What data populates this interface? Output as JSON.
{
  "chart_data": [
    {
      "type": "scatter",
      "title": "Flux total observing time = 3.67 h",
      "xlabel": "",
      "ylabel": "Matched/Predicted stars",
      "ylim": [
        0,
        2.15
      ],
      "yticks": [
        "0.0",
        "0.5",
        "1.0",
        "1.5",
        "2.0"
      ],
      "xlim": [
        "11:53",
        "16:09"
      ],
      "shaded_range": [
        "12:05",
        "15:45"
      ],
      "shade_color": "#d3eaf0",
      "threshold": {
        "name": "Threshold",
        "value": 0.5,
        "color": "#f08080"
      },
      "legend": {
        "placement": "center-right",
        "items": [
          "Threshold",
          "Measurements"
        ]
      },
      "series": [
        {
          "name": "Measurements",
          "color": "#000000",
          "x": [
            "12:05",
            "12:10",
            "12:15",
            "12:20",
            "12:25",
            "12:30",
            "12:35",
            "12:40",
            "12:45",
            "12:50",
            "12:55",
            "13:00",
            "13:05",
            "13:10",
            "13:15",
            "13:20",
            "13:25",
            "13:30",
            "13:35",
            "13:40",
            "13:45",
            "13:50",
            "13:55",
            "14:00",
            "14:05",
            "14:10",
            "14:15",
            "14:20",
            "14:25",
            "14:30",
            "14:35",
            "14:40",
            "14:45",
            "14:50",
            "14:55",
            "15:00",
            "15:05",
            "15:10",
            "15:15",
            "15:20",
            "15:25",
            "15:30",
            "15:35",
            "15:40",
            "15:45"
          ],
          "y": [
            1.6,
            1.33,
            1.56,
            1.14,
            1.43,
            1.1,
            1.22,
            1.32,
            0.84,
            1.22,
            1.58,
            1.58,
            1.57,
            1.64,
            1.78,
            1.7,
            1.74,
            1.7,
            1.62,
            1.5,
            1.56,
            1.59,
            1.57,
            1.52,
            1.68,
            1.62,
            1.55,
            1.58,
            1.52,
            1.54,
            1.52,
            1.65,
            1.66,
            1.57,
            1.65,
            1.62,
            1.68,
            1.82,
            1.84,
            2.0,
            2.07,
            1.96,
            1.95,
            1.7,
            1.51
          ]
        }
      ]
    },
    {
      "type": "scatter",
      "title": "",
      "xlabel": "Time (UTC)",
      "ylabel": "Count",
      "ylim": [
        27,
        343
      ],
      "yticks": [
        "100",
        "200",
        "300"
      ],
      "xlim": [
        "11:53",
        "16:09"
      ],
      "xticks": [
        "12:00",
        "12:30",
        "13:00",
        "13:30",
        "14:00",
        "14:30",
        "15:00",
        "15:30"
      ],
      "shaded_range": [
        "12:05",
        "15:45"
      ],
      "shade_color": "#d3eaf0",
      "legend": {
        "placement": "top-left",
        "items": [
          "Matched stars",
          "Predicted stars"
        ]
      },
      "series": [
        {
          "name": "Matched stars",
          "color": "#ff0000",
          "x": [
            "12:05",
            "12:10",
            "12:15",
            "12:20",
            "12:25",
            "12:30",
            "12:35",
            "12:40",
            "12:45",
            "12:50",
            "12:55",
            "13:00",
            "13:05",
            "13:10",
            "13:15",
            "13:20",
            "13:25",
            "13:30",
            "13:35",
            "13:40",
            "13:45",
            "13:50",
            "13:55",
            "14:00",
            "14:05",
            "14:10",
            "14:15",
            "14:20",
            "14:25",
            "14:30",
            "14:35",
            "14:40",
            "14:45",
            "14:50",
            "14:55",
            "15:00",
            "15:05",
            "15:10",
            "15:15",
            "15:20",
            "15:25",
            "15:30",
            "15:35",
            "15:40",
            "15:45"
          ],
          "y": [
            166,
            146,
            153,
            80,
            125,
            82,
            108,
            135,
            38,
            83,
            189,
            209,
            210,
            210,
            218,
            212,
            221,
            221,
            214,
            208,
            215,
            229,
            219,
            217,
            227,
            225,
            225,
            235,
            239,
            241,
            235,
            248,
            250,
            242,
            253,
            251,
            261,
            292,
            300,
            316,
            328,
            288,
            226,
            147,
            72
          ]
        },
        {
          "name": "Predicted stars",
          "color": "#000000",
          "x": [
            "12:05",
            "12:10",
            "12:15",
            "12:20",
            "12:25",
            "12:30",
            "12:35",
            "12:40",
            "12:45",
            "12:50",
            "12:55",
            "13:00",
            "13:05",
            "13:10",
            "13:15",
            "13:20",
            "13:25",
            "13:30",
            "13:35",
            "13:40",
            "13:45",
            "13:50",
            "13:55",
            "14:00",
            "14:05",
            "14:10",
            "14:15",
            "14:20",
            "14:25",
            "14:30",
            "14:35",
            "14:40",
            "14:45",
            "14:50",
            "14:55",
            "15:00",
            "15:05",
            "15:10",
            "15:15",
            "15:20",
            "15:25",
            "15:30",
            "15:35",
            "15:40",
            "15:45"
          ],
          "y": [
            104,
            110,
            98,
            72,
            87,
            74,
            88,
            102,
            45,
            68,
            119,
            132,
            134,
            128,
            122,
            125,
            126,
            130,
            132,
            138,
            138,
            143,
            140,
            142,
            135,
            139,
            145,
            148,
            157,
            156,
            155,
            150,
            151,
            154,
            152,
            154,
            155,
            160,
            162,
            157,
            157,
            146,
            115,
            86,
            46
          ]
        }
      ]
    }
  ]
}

..............................

Give back only a number, the number of lines where the string "title" occurs.

● **REPLY TO THE TASK**
2